Dataset items:
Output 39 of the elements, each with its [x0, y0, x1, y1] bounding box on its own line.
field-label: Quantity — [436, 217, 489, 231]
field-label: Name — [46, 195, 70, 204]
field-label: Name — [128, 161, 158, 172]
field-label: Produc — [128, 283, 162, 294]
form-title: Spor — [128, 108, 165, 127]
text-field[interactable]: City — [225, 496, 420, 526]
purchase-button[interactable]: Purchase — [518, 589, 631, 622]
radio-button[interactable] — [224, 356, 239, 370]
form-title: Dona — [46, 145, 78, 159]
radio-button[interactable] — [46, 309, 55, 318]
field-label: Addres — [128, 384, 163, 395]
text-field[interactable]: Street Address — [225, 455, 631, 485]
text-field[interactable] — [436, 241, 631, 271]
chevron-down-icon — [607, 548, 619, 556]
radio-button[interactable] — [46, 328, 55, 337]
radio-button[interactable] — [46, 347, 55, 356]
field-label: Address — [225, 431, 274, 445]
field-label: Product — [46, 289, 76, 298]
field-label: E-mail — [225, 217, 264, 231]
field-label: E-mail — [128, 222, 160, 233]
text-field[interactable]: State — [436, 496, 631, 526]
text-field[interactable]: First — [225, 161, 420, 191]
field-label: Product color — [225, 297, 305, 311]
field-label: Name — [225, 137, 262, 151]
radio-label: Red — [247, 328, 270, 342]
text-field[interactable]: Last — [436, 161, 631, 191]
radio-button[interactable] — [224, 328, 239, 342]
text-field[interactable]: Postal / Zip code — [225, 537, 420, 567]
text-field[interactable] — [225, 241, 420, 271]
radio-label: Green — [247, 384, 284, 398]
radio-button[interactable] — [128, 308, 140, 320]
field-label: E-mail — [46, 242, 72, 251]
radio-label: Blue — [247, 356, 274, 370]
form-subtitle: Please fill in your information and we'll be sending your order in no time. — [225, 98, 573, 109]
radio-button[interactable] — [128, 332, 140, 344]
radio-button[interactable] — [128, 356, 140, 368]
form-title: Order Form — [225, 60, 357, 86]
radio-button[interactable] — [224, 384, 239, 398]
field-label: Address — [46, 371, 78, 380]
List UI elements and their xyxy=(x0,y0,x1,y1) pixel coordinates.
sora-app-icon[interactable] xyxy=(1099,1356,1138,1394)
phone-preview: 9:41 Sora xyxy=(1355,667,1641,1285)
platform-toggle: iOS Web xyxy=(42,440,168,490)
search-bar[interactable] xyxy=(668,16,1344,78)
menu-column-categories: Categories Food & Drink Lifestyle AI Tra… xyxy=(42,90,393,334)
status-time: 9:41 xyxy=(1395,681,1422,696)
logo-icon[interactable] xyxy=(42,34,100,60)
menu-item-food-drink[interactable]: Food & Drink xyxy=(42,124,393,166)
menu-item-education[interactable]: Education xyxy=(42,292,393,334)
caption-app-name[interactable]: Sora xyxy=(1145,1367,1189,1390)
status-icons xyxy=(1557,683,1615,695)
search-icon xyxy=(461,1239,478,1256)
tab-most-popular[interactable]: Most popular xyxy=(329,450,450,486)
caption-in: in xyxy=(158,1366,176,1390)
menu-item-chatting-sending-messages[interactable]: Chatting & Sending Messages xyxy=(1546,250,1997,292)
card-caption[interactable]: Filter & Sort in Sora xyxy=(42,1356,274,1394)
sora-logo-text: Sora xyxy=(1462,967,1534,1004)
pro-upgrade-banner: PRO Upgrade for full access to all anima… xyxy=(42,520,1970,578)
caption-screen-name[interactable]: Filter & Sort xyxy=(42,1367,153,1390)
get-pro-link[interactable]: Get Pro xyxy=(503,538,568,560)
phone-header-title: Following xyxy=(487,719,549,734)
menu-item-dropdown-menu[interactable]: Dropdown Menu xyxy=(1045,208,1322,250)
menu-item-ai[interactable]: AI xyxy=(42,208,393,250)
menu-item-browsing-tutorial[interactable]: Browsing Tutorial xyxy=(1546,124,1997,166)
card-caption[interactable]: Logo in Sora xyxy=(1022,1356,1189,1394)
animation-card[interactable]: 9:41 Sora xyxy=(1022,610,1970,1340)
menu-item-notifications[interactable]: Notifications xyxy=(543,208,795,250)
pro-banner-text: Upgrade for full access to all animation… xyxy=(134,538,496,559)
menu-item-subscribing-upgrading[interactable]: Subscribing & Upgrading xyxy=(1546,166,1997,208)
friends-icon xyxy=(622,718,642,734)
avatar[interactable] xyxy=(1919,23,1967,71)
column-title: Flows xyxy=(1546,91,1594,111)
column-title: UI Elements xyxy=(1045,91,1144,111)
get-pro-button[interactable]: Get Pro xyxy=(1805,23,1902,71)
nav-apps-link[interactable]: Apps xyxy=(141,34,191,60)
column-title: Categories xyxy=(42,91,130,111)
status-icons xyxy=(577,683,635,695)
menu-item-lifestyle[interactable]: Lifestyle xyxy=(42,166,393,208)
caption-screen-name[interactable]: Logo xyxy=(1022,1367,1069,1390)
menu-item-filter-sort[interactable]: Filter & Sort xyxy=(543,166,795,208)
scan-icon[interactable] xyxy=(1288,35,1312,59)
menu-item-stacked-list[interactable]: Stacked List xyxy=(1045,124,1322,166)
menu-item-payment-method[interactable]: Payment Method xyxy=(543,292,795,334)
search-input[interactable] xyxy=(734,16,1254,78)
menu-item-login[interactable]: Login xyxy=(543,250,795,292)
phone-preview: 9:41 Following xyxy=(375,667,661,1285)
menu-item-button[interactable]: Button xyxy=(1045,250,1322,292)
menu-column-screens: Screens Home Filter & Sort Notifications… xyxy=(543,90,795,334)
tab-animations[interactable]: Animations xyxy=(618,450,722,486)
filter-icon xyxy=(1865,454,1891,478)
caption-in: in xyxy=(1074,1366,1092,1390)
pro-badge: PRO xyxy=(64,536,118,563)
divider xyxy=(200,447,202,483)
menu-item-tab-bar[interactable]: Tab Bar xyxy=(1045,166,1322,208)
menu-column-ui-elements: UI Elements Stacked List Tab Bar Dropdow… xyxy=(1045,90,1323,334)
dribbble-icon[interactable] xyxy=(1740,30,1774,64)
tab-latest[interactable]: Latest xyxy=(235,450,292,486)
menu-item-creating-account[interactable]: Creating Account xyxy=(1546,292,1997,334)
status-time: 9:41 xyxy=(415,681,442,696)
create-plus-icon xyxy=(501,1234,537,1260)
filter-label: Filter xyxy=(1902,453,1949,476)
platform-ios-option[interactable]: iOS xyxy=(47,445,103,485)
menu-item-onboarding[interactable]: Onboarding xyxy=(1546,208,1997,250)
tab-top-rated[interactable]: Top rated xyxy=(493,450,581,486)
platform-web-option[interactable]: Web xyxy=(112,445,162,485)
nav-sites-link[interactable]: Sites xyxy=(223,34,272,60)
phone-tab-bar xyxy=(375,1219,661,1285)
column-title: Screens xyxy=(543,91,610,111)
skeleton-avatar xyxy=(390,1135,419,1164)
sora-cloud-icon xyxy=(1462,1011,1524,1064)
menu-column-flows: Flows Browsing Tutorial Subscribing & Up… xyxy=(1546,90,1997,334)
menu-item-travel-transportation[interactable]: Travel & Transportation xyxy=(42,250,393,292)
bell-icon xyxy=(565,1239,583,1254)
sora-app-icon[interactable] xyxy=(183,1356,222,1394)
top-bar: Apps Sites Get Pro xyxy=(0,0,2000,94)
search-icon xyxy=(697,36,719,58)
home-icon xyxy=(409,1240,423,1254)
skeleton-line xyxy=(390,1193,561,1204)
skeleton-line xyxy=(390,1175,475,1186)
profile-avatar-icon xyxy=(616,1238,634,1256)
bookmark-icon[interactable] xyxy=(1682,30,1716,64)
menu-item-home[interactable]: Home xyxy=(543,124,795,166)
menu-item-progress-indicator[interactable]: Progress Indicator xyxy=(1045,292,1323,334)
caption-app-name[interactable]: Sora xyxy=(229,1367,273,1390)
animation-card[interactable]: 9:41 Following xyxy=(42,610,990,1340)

Brief: Duplicate everything from the first of the lines above down to the line containing "radio-button[interactable] — [46, 328, 55, 337]", including that line, without changing anything.

Reply to the exercise:
Output 39 of the elements, each with its [x0, y0, x1, y1] bounding box on its own line.
field-label: Quantity — [436, 217, 489, 231]
field-label: Name — [46, 195, 70, 204]
field-label: Name — [128, 161, 158, 172]
field-label: Produc — [128, 283, 162, 294]
form-title: Spor — [128, 108, 165, 127]
text-field[interactable]: City — [225, 496, 420, 526]
purchase-button[interactable]: Purchase — [518, 589, 631, 622]
radio-button[interactable] — [224, 356, 239, 370]
form-title: Dona — [46, 145, 78, 159]
radio-button[interactable] — [46, 309, 55, 318]
field-label: Addres — [128, 384, 163, 395]
text-field[interactable]: Street Address — [225, 455, 631, 485]
text-field[interactable] — [436, 241, 631, 271]
chevron-down-icon — [607, 548, 619, 556]
radio-button[interactable] — [46, 328, 55, 337]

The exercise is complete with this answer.